▶ [PROVIDED RECORDS]:
--

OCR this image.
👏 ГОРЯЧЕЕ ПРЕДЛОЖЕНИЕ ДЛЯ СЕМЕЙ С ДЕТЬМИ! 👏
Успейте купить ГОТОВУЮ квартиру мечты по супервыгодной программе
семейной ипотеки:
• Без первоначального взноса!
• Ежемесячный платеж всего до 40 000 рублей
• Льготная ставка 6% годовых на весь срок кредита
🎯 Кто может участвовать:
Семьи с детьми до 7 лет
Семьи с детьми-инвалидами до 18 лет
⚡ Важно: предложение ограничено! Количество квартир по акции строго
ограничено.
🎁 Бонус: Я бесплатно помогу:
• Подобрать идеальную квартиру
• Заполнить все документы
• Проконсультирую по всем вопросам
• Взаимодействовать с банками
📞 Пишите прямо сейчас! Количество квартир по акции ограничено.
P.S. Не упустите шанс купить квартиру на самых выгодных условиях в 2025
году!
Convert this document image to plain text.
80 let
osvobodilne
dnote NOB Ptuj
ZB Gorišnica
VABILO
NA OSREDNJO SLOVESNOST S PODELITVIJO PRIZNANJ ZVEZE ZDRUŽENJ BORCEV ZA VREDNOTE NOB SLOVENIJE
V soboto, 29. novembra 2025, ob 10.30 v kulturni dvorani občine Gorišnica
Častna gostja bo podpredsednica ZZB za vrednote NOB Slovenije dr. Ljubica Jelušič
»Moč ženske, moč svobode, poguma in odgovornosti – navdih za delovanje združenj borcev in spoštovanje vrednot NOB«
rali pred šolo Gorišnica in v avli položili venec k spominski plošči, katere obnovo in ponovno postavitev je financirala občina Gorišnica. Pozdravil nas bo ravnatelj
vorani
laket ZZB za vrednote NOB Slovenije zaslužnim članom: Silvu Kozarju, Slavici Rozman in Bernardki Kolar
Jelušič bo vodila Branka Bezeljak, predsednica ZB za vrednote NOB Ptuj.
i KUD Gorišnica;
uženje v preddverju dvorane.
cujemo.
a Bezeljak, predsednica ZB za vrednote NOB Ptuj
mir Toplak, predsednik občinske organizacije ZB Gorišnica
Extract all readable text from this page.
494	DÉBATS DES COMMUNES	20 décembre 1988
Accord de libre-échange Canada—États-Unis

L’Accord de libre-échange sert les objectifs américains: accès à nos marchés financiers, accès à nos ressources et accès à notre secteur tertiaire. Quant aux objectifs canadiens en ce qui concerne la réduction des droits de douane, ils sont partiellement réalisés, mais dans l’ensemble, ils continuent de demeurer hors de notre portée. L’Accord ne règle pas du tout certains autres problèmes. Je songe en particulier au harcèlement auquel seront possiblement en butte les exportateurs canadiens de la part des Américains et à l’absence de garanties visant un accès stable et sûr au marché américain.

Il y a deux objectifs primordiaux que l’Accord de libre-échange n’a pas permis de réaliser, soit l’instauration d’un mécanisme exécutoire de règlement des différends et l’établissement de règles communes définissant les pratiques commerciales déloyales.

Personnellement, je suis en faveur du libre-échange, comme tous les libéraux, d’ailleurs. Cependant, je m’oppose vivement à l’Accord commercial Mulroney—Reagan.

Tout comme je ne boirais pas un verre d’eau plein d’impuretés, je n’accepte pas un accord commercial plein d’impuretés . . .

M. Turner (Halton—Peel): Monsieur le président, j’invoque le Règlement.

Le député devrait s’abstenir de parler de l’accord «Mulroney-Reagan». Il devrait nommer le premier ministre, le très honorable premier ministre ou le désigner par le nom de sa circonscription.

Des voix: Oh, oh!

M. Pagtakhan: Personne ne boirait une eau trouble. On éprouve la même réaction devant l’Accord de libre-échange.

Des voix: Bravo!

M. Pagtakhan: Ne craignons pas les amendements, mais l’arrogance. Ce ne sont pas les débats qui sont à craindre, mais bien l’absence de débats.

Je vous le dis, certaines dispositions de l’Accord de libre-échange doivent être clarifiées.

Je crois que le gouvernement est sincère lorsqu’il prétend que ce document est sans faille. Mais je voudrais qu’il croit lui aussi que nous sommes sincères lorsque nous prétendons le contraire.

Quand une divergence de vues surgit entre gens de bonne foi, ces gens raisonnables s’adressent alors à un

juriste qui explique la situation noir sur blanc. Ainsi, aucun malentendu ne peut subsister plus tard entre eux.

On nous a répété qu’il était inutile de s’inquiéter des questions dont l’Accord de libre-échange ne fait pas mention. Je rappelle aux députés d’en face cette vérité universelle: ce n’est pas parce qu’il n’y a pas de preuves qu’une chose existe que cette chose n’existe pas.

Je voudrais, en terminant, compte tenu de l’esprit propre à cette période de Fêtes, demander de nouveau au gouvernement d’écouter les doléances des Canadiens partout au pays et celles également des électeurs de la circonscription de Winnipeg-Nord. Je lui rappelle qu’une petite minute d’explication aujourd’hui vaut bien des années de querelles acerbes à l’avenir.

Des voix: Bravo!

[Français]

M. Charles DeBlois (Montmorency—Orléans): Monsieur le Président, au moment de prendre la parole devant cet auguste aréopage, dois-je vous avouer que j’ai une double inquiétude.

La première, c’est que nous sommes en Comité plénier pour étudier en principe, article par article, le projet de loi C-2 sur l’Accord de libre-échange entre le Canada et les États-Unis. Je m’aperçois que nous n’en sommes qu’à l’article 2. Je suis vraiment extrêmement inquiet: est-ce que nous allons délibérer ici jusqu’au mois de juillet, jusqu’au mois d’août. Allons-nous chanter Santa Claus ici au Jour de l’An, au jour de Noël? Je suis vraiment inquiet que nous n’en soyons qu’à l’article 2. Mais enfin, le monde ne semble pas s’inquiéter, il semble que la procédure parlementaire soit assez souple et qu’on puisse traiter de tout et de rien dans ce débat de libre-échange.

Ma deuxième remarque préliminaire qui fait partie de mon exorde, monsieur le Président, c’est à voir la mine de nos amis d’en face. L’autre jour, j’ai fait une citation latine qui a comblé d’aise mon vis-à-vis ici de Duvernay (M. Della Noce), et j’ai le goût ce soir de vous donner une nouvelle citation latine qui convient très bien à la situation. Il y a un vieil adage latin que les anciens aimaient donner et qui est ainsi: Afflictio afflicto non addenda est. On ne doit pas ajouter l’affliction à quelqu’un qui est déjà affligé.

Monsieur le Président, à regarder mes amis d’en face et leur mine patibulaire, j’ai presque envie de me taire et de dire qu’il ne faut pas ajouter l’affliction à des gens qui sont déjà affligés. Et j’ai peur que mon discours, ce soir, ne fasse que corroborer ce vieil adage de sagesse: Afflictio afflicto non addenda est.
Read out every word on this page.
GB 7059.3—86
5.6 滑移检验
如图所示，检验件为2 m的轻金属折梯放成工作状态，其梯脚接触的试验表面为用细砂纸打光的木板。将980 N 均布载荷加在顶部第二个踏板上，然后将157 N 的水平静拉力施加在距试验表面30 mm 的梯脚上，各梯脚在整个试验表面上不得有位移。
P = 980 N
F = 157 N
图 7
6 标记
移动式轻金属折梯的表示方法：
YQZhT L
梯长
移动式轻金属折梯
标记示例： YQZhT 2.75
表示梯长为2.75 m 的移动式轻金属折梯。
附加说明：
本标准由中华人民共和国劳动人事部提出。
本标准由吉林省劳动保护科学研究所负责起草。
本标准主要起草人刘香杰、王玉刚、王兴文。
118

--

▶ [SET TASK]: Write out again, exactly, the lines from the one holding "Read out every word on this page." through the end of the listing, with both ends included.

▶ [SOLUTION FOR THIS TASK]:
Read out every word on this page.
GB 7059.3—86
5.6 滑移检验
如图所示，检验件为2 m的轻金属折梯放成工作状态，其梯脚接触的试验表面为用细砂纸打光的木板。将980 N 均布载荷加在顶部第二个踏板上，然后将157 N 的水平静拉力施加在距试验表面30 mm 的梯脚上，各梯脚在整个试验表面上不得有位移。
P = 980 N
F = 157 N
图 7
6 标记
移动式轻金属折梯的表示方法：
YQZhT L
梯长
移动式轻金属折梯
标记示例： YQZhT 2.75
表示梯长为2.75 m 的移动式轻金属折梯。
附加说明：
本标准由中华人民共和国劳动人事部提出。
本标准由吉林省劳动保护科学研究所负责起草。
本标准主要起草人刘香杰、王玉刚、王兴文。
118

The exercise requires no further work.